◆ BRIEF: Copy the data below line for line, without changing a character, and leave out the pictures.

◆ ENTRIES:
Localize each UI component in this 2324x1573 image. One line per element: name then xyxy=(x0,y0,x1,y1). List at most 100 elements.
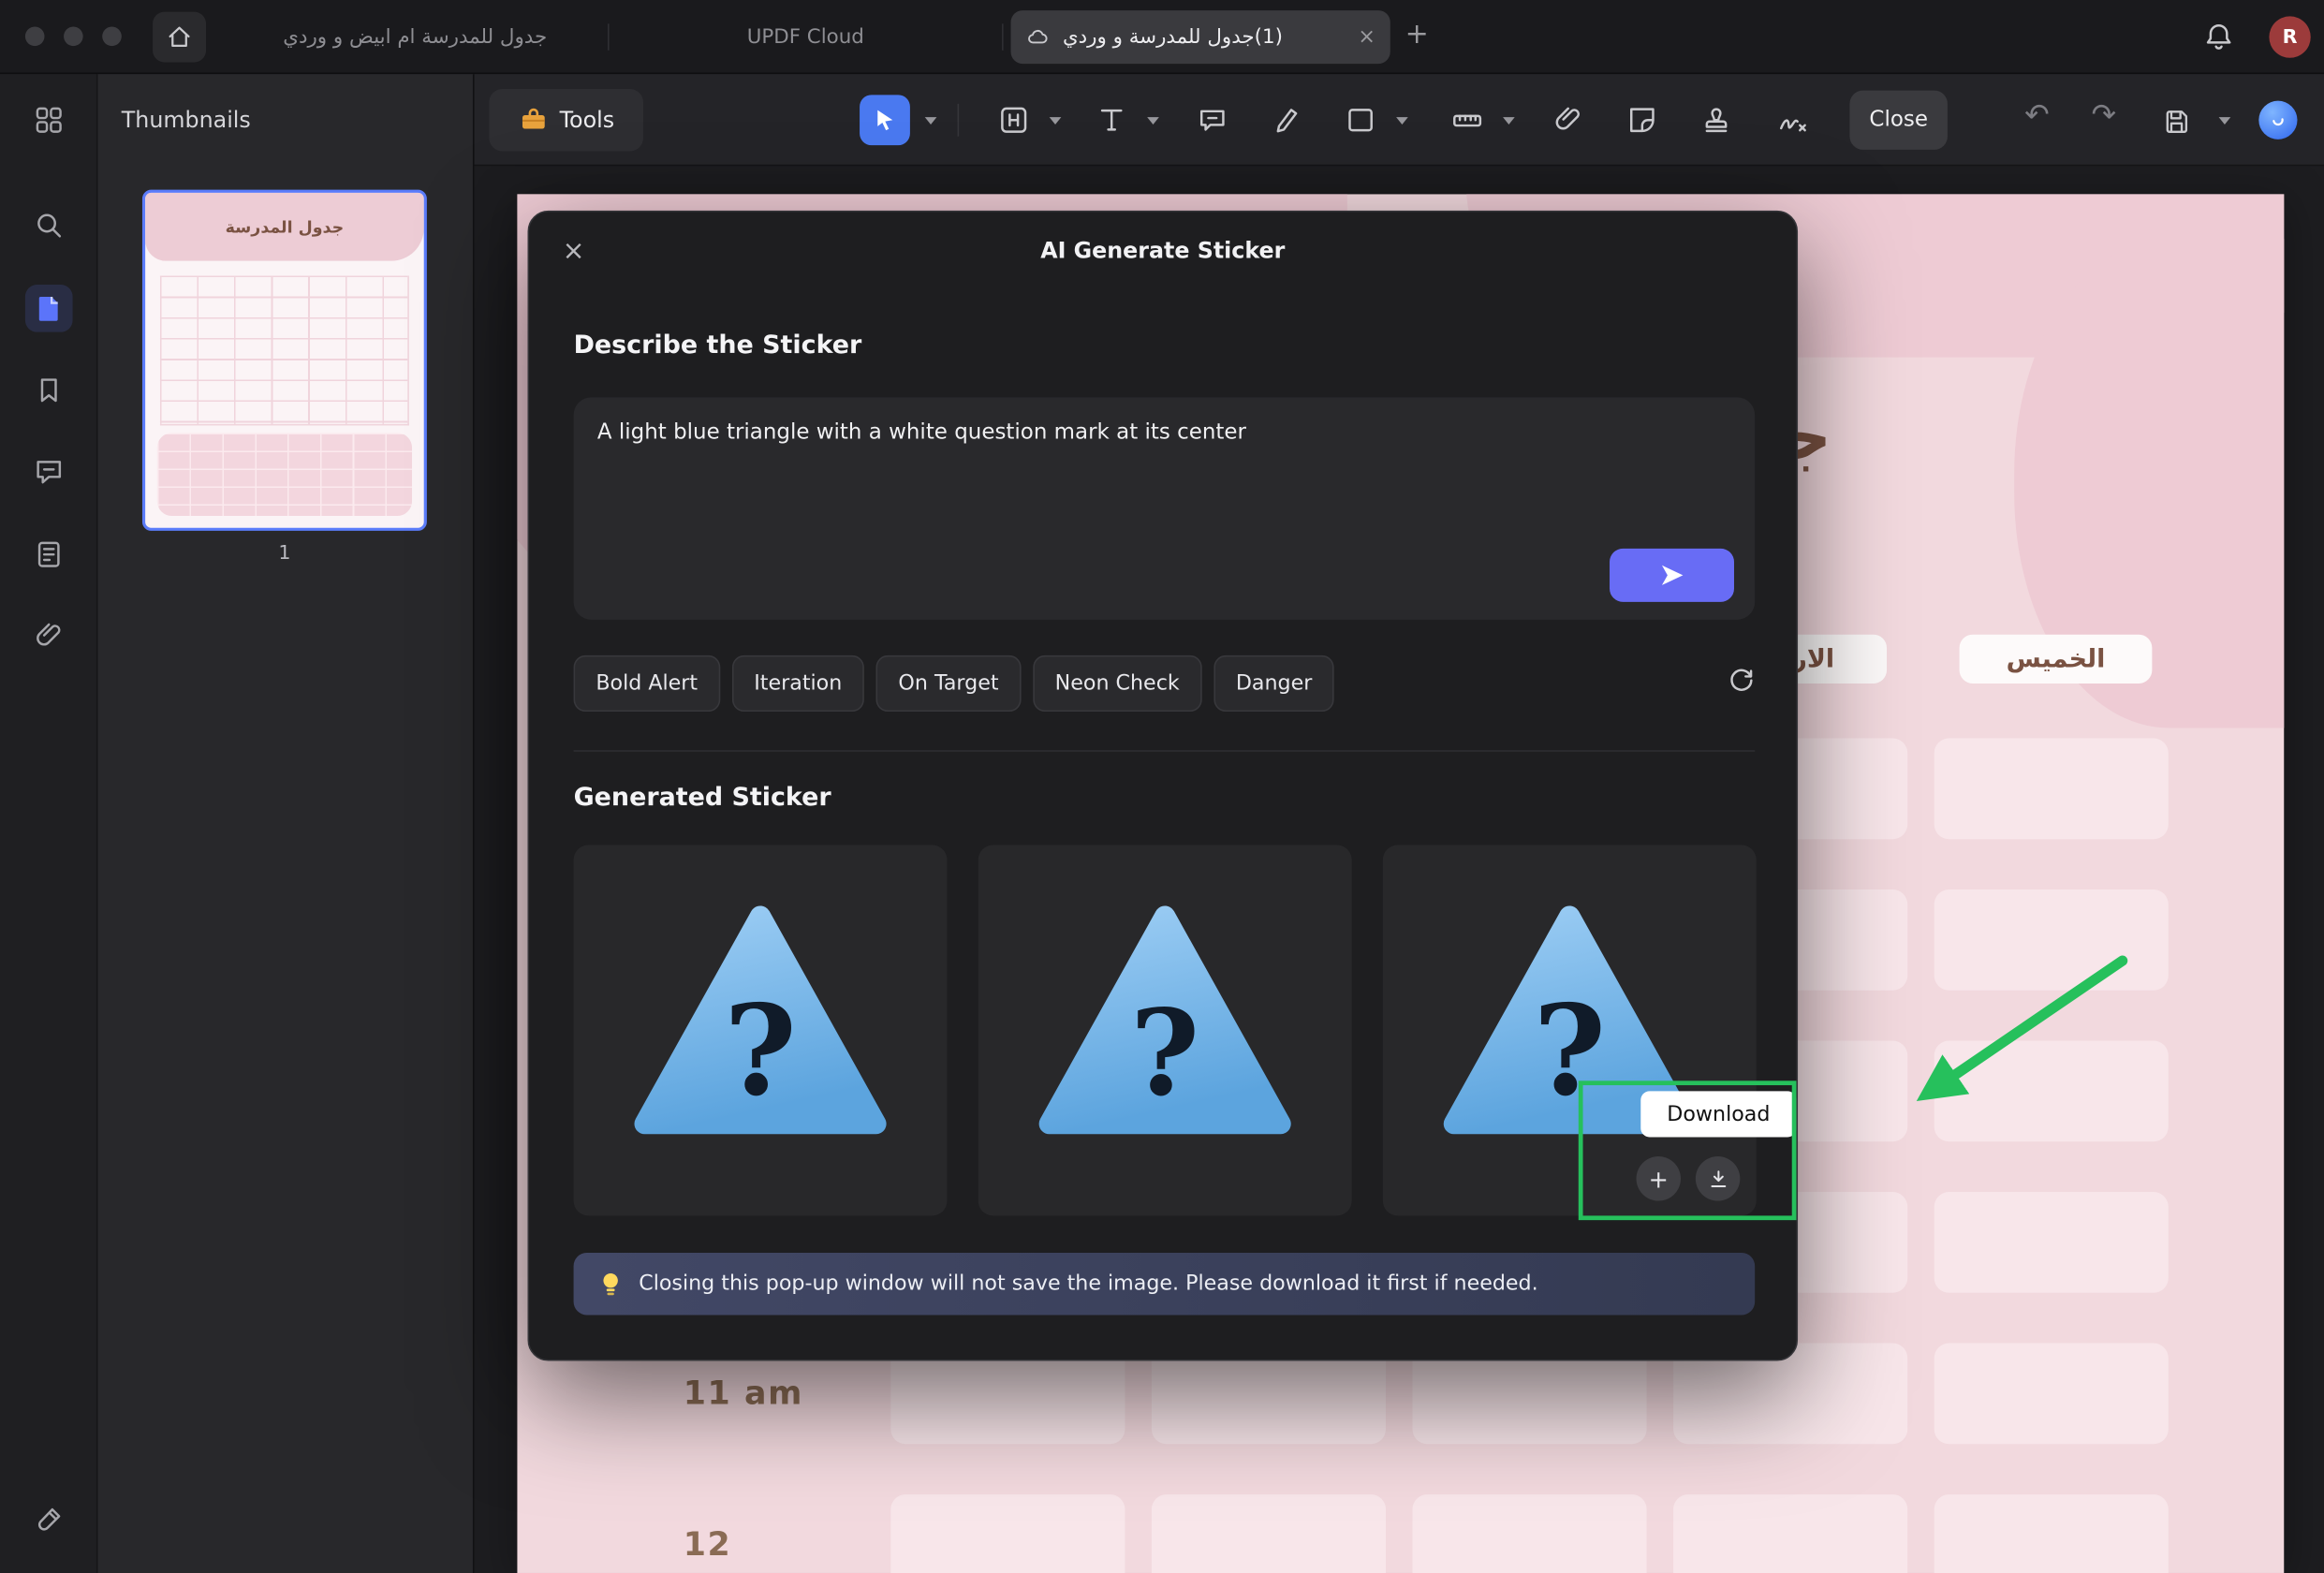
tools-button[interactable]: Tools xyxy=(489,89,643,152)
bookmark-icon xyxy=(33,374,66,406)
tag-danger[interactable]: Danger xyxy=(1213,655,1334,712)
sidebar-item-edit[interactable] xyxy=(25,1496,73,1544)
highlighter-tool-button[interactable] xyxy=(1261,95,1312,145)
modal-title: AI Generate Sticker xyxy=(529,212,1796,288)
avatar[interactable]: R xyxy=(2269,16,2310,57)
notifications-button[interactable] xyxy=(2202,21,2235,53)
close-document-button[interactable]: Close xyxy=(1849,91,1947,150)
signature-tool-button[interactable] xyxy=(1768,95,1818,145)
sticker-result-1[interactable]: ? xyxy=(574,845,948,1216)
measure-tool-dropdown-icon[interactable] xyxy=(1503,117,1515,125)
window-minimize-button[interactable] xyxy=(64,27,83,47)
thumbnails-panel: Thumbnails جدول المدرسة 1 xyxy=(97,74,474,1573)
new-tab-icon[interactable]: + xyxy=(1405,18,1429,51)
shape-tool-button[interactable] xyxy=(1335,95,1386,145)
sidebar-item-bookmarks[interactable] xyxy=(25,366,73,414)
tab-updf-cloud[interactable]: UPDF Cloud xyxy=(610,0,1002,74)
tag-iteration[interactable]: Iteration xyxy=(732,655,864,712)
triangle-sticker-image: ? xyxy=(612,889,909,1171)
select-tool-dropdown-icon[interactable] xyxy=(925,117,937,125)
tag-bold-alert[interactable]: Bold Alert xyxy=(574,655,720,712)
paperclip-icon xyxy=(33,620,66,653)
modal-header: × AI Generate Sticker xyxy=(529,212,1796,288)
panel-title: Thumbnails xyxy=(122,107,251,134)
cloud-icon xyxy=(1025,24,1051,50)
heading-tool-dropdown-icon[interactable] xyxy=(1050,117,1062,125)
home-icon xyxy=(165,22,195,52)
measure-tool-icon xyxy=(1451,104,1484,137)
redo-icon[interactable]: ↷ xyxy=(2091,99,2116,129)
window-close-button[interactable] xyxy=(25,27,45,47)
schedule-cell xyxy=(1934,739,2169,840)
comment-tool-icon xyxy=(1196,104,1228,137)
prompt-text: A light blue triangle with a white quest… xyxy=(597,419,1731,448)
schedule-cell xyxy=(1673,1494,1907,1573)
tag-on-target[interactable]: On Target xyxy=(876,655,1022,712)
highlighter-tool-icon xyxy=(1271,104,1303,137)
schedule-cell xyxy=(890,1494,1125,1573)
window-zoom-button[interactable] xyxy=(102,27,122,47)
sidebar-item-thumbnails[interactable] xyxy=(25,285,73,332)
notice-text: Closing this pop-up window will not save… xyxy=(639,1272,1537,1296)
ai-assistant-icon xyxy=(2268,110,2288,130)
stamp-tool-button[interactable] xyxy=(1691,95,1742,145)
main-toolbar: Tools xyxy=(475,74,2324,166)
tab-label: UPDF Cloud xyxy=(747,25,864,49)
save-button[interactable] xyxy=(2151,95,2201,145)
sidebar-item-comments[interactable] xyxy=(25,448,73,495)
describe-heading: Describe the Sticker xyxy=(574,331,862,360)
schedule-cell xyxy=(1934,1192,2169,1293)
time-label-12: 12 xyxy=(630,1494,864,1573)
sticker-prompt-input[interactable]: A light blue triangle with a white quest… xyxy=(574,397,1756,620)
document-icon xyxy=(33,538,66,571)
generate-send-button[interactable] xyxy=(1610,549,1734,602)
measure-tool-button[interactable] xyxy=(1442,95,1493,145)
svg-text:?: ? xyxy=(1130,983,1199,1123)
sidebar-item-attachments[interactable] xyxy=(25,612,73,660)
tab-document-active[interactable]: (1)جدول للمدرسة و وردي × xyxy=(1011,10,1390,64)
home-button[interactable] xyxy=(153,12,206,63)
sidebar-item-fields[interactable] xyxy=(25,531,73,579)
thumbnail-grid xyxy=(160,276,409,426)
refresh-tags-button[interactable] xyxy=(1725,664,1758,697)
tag-neon-check[interactable]: Neon Check xyxy=(1033,655,1202,712)
tools-label: Tools xyxy=(560,107,614,134)
sticker-tool-icon xyxy=(1625,104,1658,137)
page-thumbnail[interactable]: جدول المدرسة xyxy=(142,190,427,531)
heading-tool-button[interactable] xyxy=(989,95,1039,145)
select-tool-button[interactable] xyxy=(860,95,910,145)
schedule-cell xyxy=(1934,1344,2169,1445)
signature-tool-icon xyxy=(1777,104,1810,137)
refresh-icon xyxy=(1725,664,1758,697)
text-tool-dropdown-icon[interactable] xyxy=(1147,117,1159,125)
triangle-sticker-image: ? xyxy=(1017,889,1314,1171)
text-tool-button[interactable] xyxy=(1086,95,1137,145)
schedule-cell xyxy=(1152,1494,1386,1573)
lightbulb-icon xyxy=(597,1269,624,1299)
heading-tool-icon xyxy=(997,104,1030,137)
svg-text:?: ? xyxy=(724,978,797,1125)
thumbnails-icon xyxy=(33,292,66,325)
thumbnail-title: جدول المدرسة xyxy=(226,217,345,237)
comment-tool-button[interactable] xyxy=(1187,95,1238,145)
edit-brush-icon xyxy=(33,1504,66,1536)
save-dropdown-icon[interactable] xyxy=(2219,117,2231,125)
tab-close-icon[interactable]: × xyxy=(1358,27,1375,48)
attachment-tool-button[interactable] xyxy=(1543,95,1594,145)
undo-icon[interactable]: ↶ xyxy=(2024,99,2050,129)
sticker-tool-button[interactable] xyxy=(1617,95,1668,145)
stamp-tool-icon xyxy=(1700,104,1733,137)
sidebar-item-search[interactable] xyxy=(25,201,73,249)
tab-separator xyxy=(1002,23,1004,51)
ai-assistant-button[interactable] xyxy=(2258,101,2297,140)
schedule-cell xyxy=(1413,1494,1647,1573)
annotation-highlight-rect xyxy=(1579,1081,1797,1220)
tab-label: (1)جدول للمدرسة و وردي xyxy=(1063,25,1283,49)
sticker-result-2[interactable]: ? xyxy=(978,845,1352,1216)
sidebar-rail xyxy=(0,74,97,1573)
shape-tool-dropdown-icon[interactable] xyxy=(1396,117,1408,125)
tab-document-1[interactable]: جدول للمدرسة ام ابيض و وردي xyxy=(222,0,608,74)
thumbnail-footer xyxy=(157,433,412,516)
select-cursor-icon xyxy=(872,107,898,134)
sidebar-item-apps[interactable] xyxy=(25,96,73,144)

◆ THE RESPONSE:
Localize each UI component in this 2324x1573 image. One line per element: name then xyxy=(x0,y0,x1,y1). List at most 100 elements.
tools-button[interactable]: Tools xyxy=(489,89,643,152)
bookmark-icon xyxy=(33,374,66,406)
tag-danger[interactable]: Danger xyxy=(1213,655,1334,712)
sidebar-item-edit[interactable] xyxy=(25,1496,73,1544)
highlighter-tool-button[interactable] xyxy=(1261,95,1312,145)
modal-title: AI Generate Sticker xyxy=(529,212,1796,288)
avatar[interactable]: R xyxy=(2269,16,2310,57)
notifications-button[interactable] xyxy=(2202,21,2235,53)
close-document-button[interactable]: Close xyxy=(1849,91,1947,150)
signature-tool-button[interactable] xyxy=(1768,95,1818,145)
sticker-result-1[interactable]: ? xyxy=(574,845,948,1216)
measure-tool-dropdown-icon[interactable] xyxy=(1503,117,1515,125)
window-minimize-button[interactable] xyxy=(64,27,83,47)
thumbnails-panel: Thumbnails جدول المدرسة 1 xyxy=(97,74,474,1573)
new-tab-icon[interactable]: + xyxy=(1405,18,1429,51)
shape-tool-button[interactable] xyxy=(1335,95,1386,145)
sidebar-item-bookmarks[interactable] xyxy=(25,366,73,414)
tab-updf-cloud[interactable]: UPDF Cloud xyxy=(610,0,1002,74)
tag-iteration[interactable]: Iteration xyxy=(732,655,864,712)
triangle-sticker-image: ? xyxy=(612,889,909,1171)
select-tool-dropdown-icon[interactable] xyxy=(925,117,937,125)
tag-bold-alert[interactable]: Bold Alert xyxy=(574,655,720,712)
paperclip-icon xyxy=(33,620,66,653)
modal-header: × AI Generate Sticker xyxy=(529,212,1796,288)
panel-title: Thumbnails xyxy=(122,107,251,134)
cloud-icon xyxy=(1025,24,1051,50)
heading-tool-dropdown-icon[interactable] xyxy=(1050,117,1062,125)
home-icon xyxy=(165,22,195,52)
measure-tool-icon xyxy=(1451,104,1484,137)
redo-icon[interactable]: ↷ xyxy=(2091,99,2116,129)
window-close-button[interactable] xyxy=(25,27,45,47)
schedule-cell xyxy=(1934,739,2169,840)
comment-tool-icon xyxy=(1196,104,1228,137)
prompt-text: A light blue triangle with a white quest… xyxy=(597,419,1731,448)
schedule-cell xyxy=(1673,1494,1907,1573)
tag-on-target[interactable]: On Target xyxy=(876,655,1022,712)
highlighter-tool-icon xyxy=(1271,104,1303,137)
schedule-cell xyxy=(890,1494,1125,1573)
window-zoom-button[interactable] xyxy=(102,27,122,47)
sidebar-item-thumbnails[interactable] xyxy=(25,285,73,332)
notice-text: Closing this pop-up window will not save… xyxy=(639,1272,1537,1296)
ai-assistant-icon xyxy=(2268,110,2288,130)
stamp-tool-button[interactable] xyxy=(1691,95,1742,145)
main-toolbar: Tools xyxy=(475,74,2324,166)
tab-label: UPDF Cloud xyxy=(747,25,864,49)
save-button[interactable] xyxy=(2151,95,2201,145)
sidebar-item-comments[interactable] xyxy=(25,448,73,495)
describe-heading: Describe the Sticker xyxy=(574,331,862,360)
schedule-cell xyxy=(1934,1192,2169,1293)
time-label-12: 12 xyxy=(630,1494,864,1573)
sticker-prompt-input[interactable]: A light blue triangle with a white quest… xyxy=(574,397,1756,620)
document-icon xyxy=(33,538,66,571)
generate-send-button[interactable] xyxy=(1610,549,1734,602)
measure-tool-button[interactable] xyxy=(1442,95,1493,145)
svg-text:?: ? xyxy=(1130,983,1199,1123)
sidebar-item-attachments[interactable] xyxy=(25,612,73,660)
tab-document-active[interactable]: (1)جدول للمدرسة و وردي × xyxy=(1011,10,1390,64)
home-button[interactable] xyxy=(153,12,206,63)
sidebar-item-fields[interactable] xyxy=(25,531,73,579)
thumbnail-grid xyxy=(160,276,409,426)
refresh-tags-button[interactable] xyxy=(1725,664,1758,697)
tag-neon-check[interactable]: Neon Check xyxy=(1033,655,1202,712)
tools-label: Tools xyxy=(560,107,614,134)
sticker-tool-icon xyxy=(1625,104,1658,137)
page-thumbnail[interactable]: جدول المدرسة xyxy=(142,190,427,531)
heading-tool-button[interactable] xyxy=(989,95,1039,145)
select-tool-button[interactable] xyxy=(860,95,910,145)
schedule-cell xyxy=(1934,1344,2169,1445)
signature-tool-icon xyxy=(1777,104,1810,137)
refresh-icon xyxy=(1725,664,1758,697)
text-tool-dropdown-icon[interactable] xyxy=(1147,117,1159,125)
triangle-sticker-image: ? xyxy=(1017,889,1314,1171)
text-tool-button[interactable] xyxy=(1086,95,1137,145)
schedule-cell xyxy=(1152,1494,1386,1573)
lightbulb-icon xyxy=(597,1269,624,1299)
heading-tool-icon xyxy=(997,104,1030,137)
svg-text:?: ? xyxy=(724,978,797,1125)
thumbnails-icon xyxy=(33,292,66,325)
thumbnail-title: جدول المدرسة xyxy=(226,217,345,237)
comment-tool-button[interactable] xyxy=(1187,95,1238,145)
edit-brush-icon xyxy=(33,1504,66,1536)
save-dropdown-icon[interactable] xyxy=(2219,117,2231,125)
tab-close-icon[interactable]: × xyxy=(1358,27,1375,48)
attachment-tool-button[interactable] xyxy=(1543,95,1594,145)
undo-icon[interactable]: ↶ xyxy=(2024,99,2050,129)
sticker-tool-button[interactable] xyxy=(1617,95,1668,145)
stamp-tool-icon xyxy=(1700,104,1733,137)
sidebar-item-search[interactable] xyxy=(25,201,73,249)
tab-separator xyxy=(1002,23,1004,51)
ai-assistant-button[interactable] xyxy=(2258,101,2297,140)
schedule-cell xyxy=(1413,1494,1647,1573)
annotation-highlight-rect xyxy=(1579,1081,1797,1220)
tab-label: (1)جدول للمدرسة و وردي xyxy=(1063,25,1283,49)
sticker-result-2[interactable]: ? xyxy=(978,845,1352,1216)
sidebar-rail xyxy=(0,74,97,1573)
shape-tool-dropdown-icon[interactable] xyxy=(1396,117,1408,125)
tab-document-1[interactable]: جدول للمدرسة ام ابيض و وردي xyxy=(222,0,608,74)
thumbnail-footer xyxy=(157,433,412,516)
select-cursor-icon xyxy=(872,107,898,134)
sidebar-item-apps[interactable] xyxy=(25,96,73,144)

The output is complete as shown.